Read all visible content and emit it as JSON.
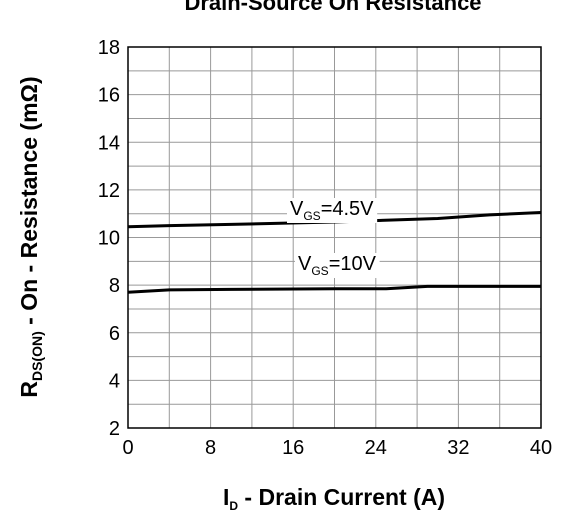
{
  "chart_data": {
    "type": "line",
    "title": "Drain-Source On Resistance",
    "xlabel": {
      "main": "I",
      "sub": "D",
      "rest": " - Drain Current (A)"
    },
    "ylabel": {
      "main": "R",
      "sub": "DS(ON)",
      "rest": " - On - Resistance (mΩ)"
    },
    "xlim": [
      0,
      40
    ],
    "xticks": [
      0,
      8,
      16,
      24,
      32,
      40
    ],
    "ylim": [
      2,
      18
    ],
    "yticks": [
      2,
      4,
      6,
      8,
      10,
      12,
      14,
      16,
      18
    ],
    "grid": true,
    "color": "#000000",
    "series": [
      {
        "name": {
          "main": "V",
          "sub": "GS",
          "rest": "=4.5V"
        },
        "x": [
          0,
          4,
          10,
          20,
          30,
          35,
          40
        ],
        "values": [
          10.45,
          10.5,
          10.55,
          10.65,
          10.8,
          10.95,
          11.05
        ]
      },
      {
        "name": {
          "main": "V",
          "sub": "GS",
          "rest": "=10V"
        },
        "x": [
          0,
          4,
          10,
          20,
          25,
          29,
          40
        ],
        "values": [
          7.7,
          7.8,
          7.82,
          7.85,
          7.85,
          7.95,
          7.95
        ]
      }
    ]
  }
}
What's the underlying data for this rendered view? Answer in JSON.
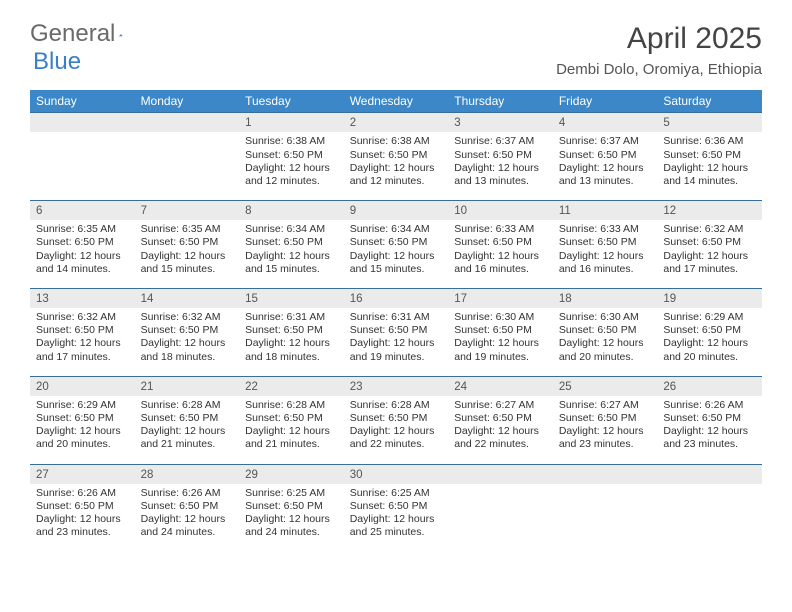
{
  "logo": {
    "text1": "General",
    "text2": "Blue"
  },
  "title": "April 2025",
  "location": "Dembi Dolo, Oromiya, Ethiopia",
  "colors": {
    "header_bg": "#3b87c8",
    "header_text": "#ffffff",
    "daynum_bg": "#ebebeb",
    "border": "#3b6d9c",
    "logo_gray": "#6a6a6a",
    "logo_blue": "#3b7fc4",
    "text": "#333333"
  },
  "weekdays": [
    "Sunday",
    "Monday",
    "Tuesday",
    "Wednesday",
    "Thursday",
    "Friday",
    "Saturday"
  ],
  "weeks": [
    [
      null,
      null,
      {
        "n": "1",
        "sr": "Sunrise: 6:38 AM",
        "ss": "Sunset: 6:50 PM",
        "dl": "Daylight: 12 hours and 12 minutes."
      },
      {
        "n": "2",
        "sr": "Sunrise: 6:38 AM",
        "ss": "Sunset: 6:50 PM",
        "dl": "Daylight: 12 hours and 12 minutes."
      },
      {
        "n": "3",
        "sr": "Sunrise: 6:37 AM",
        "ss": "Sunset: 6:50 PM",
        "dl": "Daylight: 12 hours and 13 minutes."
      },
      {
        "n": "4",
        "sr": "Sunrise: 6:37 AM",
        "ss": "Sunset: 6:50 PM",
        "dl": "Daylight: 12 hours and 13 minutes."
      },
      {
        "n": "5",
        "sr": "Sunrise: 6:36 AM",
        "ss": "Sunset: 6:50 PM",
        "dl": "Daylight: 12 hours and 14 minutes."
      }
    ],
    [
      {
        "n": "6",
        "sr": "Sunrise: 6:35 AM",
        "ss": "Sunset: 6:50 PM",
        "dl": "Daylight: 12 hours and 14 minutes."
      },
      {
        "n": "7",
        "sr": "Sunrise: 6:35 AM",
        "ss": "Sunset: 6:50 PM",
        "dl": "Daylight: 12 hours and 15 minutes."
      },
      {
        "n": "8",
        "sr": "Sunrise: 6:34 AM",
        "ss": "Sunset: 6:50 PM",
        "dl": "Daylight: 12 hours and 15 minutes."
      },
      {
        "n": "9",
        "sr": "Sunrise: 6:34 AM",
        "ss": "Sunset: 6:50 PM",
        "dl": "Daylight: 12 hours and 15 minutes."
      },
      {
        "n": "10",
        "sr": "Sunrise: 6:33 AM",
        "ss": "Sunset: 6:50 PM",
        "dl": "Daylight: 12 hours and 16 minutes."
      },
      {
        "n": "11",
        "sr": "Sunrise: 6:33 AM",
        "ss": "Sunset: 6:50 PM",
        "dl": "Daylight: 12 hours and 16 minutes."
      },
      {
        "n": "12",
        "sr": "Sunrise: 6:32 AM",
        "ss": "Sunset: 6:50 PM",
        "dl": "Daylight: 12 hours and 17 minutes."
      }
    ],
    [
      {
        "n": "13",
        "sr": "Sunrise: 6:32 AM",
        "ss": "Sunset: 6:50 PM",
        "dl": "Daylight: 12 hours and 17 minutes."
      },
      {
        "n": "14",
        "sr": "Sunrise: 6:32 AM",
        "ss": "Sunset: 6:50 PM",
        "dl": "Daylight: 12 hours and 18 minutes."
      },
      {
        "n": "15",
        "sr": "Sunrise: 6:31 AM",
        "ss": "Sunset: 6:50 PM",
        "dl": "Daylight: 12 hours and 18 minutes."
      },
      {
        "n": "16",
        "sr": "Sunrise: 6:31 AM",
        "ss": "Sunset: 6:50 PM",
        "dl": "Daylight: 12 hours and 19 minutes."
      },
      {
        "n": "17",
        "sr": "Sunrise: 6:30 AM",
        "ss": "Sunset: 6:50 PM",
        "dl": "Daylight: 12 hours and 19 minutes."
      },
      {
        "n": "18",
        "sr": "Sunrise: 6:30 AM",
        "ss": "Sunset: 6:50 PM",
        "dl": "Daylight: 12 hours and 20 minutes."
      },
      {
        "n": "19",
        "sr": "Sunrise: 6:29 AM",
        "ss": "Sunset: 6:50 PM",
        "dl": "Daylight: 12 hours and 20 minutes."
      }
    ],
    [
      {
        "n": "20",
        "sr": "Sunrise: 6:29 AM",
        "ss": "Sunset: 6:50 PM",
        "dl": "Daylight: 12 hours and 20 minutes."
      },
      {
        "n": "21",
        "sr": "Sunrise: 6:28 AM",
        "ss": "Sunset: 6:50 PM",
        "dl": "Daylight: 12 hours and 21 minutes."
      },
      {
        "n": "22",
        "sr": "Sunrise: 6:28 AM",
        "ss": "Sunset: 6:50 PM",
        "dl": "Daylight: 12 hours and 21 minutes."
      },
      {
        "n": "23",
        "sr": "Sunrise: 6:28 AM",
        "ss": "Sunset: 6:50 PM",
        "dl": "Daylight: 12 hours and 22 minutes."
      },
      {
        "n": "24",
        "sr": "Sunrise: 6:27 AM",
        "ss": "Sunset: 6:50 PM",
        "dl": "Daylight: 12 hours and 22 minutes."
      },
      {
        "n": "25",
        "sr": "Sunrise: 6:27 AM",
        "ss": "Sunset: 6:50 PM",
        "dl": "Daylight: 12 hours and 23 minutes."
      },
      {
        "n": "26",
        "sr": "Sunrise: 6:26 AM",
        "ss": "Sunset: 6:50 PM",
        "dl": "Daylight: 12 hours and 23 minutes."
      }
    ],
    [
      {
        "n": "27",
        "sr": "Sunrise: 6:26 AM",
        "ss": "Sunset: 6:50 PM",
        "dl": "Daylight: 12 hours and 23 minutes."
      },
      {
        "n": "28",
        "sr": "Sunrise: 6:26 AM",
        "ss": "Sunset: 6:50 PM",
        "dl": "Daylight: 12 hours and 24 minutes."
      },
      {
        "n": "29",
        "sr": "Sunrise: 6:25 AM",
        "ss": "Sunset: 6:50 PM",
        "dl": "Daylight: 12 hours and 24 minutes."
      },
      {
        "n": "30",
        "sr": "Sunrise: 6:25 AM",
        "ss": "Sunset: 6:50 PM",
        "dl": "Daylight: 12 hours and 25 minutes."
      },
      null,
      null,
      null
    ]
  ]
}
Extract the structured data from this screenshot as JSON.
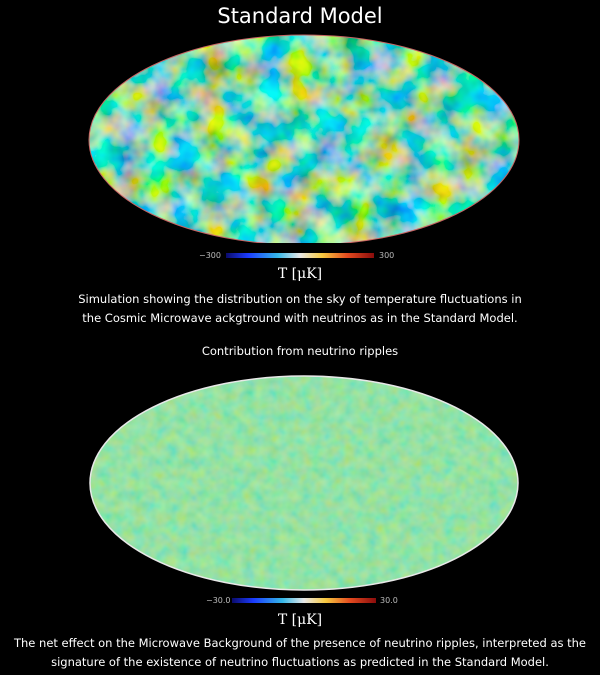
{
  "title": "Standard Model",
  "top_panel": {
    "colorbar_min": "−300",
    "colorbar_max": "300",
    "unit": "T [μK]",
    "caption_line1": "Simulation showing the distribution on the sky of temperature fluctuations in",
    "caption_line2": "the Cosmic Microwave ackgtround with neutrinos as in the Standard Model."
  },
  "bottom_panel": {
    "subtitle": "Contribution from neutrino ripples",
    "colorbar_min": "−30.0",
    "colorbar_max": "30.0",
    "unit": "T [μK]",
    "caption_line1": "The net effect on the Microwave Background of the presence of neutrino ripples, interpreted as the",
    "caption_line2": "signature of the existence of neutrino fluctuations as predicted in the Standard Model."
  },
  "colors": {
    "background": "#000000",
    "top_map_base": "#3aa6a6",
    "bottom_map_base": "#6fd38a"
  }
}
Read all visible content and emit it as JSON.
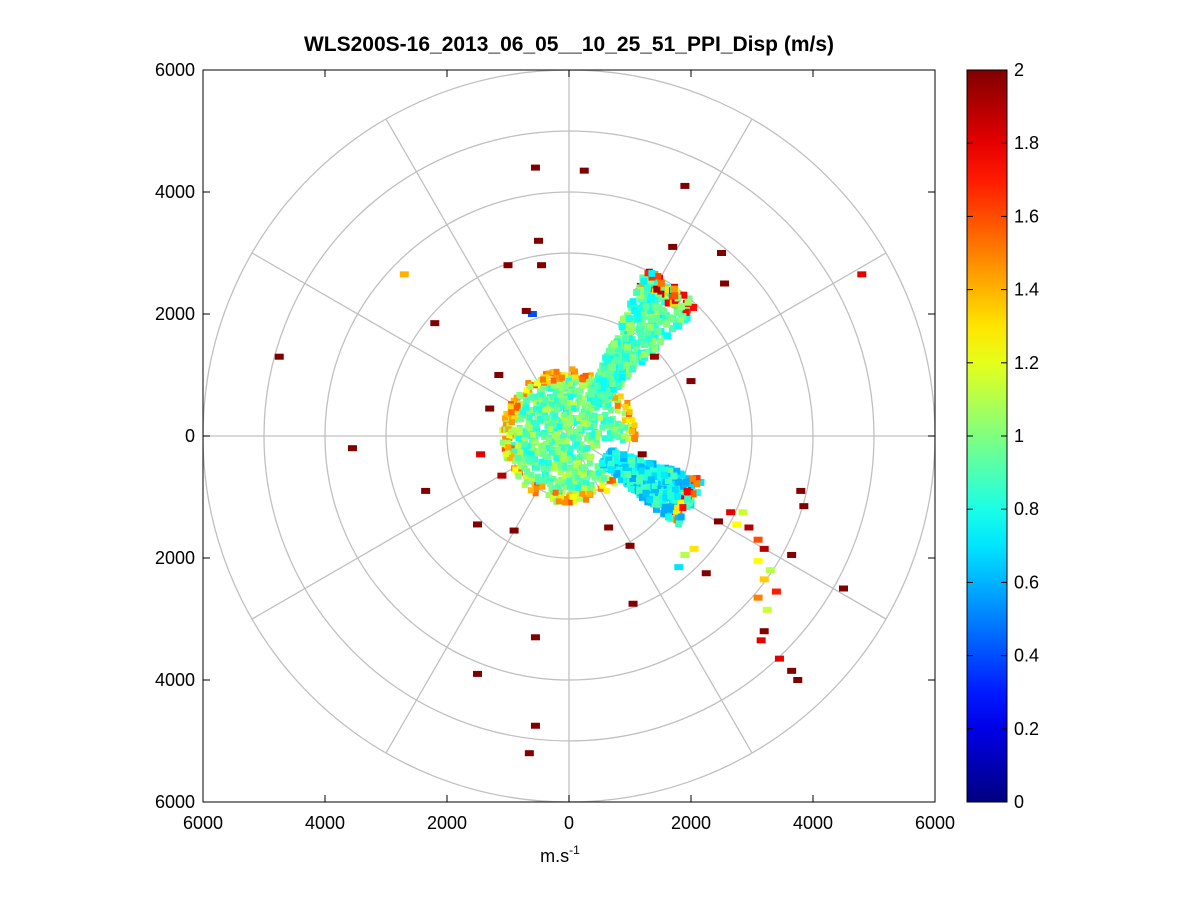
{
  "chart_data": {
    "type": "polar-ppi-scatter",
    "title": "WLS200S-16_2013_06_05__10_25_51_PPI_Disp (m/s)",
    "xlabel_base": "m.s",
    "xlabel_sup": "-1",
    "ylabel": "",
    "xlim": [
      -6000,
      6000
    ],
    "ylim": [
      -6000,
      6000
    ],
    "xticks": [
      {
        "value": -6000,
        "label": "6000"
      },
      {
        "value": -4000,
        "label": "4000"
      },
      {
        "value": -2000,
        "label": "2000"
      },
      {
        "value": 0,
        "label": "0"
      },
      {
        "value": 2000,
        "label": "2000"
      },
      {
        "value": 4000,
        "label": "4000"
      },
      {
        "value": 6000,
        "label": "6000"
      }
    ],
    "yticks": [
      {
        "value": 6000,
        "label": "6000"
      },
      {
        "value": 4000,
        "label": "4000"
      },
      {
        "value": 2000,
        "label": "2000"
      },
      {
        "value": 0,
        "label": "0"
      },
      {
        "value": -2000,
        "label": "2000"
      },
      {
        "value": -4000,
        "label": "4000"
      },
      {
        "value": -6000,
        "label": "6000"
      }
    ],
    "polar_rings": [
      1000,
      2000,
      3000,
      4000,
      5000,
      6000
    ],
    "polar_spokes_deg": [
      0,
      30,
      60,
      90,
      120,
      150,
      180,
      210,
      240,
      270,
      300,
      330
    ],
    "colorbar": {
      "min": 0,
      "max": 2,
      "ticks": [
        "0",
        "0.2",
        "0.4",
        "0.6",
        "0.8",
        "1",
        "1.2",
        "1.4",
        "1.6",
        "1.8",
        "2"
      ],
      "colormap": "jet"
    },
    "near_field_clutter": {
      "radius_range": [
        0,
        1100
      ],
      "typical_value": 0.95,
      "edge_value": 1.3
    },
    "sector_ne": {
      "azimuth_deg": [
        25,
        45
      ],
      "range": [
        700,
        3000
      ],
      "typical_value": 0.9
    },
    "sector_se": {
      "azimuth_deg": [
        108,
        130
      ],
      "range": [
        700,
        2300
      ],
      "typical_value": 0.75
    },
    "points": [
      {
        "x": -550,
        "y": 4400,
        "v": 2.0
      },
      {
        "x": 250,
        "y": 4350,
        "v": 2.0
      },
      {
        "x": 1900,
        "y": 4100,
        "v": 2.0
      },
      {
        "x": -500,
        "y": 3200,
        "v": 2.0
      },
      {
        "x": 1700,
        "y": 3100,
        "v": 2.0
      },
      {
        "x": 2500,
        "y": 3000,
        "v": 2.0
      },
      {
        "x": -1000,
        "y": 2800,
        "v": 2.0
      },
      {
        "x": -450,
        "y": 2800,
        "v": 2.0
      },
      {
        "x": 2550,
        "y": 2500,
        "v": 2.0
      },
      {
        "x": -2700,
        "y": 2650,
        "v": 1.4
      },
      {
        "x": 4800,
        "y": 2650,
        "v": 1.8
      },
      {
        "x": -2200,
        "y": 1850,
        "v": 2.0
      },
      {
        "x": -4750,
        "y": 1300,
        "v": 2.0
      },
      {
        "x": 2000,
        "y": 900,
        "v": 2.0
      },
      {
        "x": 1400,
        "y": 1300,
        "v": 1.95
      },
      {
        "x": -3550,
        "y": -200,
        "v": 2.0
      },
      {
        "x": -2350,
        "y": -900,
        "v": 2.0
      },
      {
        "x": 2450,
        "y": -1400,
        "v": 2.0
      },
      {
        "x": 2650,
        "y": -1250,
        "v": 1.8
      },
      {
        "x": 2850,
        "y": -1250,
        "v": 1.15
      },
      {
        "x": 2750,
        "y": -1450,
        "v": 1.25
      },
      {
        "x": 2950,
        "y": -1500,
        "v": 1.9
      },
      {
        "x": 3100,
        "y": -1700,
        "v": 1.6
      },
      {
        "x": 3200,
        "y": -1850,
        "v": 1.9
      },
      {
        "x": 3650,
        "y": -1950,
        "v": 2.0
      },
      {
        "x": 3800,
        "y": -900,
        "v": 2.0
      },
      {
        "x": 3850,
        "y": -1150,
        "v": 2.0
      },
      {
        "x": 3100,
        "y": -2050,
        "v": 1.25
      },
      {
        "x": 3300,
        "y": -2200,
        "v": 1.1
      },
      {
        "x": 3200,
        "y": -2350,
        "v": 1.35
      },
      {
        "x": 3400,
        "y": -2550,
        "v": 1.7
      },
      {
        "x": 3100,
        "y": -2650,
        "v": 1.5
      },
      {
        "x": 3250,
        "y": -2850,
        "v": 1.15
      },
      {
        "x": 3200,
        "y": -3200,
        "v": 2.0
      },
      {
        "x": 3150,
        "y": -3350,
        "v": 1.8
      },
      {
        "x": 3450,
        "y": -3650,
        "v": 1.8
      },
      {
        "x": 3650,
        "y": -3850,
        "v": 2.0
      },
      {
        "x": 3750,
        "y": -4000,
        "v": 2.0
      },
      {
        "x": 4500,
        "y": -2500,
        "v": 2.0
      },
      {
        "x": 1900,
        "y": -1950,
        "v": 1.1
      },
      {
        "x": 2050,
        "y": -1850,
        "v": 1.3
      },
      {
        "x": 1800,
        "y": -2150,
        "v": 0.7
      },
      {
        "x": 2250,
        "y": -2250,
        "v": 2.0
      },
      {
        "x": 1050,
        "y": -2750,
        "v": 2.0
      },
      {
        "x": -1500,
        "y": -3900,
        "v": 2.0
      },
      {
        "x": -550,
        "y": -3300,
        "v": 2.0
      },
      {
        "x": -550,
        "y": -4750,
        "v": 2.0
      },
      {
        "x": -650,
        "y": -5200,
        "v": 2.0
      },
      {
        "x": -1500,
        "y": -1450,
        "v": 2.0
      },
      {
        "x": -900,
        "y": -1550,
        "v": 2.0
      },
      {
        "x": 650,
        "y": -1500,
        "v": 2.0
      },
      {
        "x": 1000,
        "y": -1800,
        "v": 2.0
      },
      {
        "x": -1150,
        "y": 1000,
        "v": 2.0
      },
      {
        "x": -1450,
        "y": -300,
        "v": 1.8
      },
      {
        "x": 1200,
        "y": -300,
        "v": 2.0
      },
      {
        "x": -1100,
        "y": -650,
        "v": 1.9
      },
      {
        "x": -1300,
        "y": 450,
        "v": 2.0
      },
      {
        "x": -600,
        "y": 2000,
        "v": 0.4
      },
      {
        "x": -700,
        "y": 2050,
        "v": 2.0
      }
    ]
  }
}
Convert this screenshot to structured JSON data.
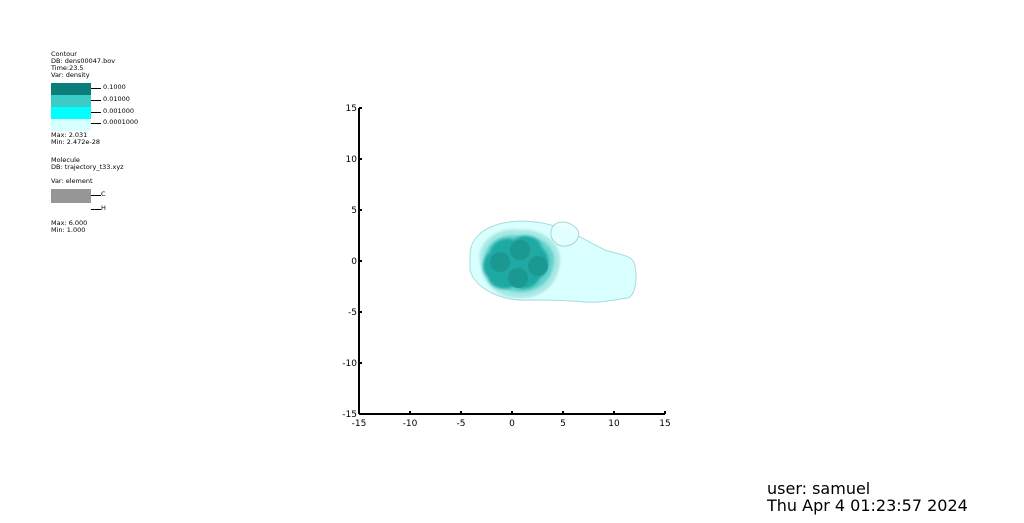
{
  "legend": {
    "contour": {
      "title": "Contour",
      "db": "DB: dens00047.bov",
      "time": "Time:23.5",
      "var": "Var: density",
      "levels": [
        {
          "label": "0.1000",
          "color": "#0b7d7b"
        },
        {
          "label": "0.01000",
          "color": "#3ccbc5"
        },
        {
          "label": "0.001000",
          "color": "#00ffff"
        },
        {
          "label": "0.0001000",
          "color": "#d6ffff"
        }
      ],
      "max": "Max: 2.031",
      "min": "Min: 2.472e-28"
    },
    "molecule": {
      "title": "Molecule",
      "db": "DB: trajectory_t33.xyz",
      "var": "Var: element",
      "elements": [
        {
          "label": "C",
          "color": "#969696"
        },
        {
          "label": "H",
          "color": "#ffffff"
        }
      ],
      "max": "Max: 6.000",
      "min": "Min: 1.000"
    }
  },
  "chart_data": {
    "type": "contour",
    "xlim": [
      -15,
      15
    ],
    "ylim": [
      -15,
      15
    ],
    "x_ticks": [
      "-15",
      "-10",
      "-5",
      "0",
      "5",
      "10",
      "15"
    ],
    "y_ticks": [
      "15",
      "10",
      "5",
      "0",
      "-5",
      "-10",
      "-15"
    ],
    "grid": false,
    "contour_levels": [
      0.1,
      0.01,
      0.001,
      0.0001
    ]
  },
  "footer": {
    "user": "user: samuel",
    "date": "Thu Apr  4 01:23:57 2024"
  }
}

- - - - - - -

Determine how many lines above contain "Model" as a word or string. Give the number alone.

## Response
3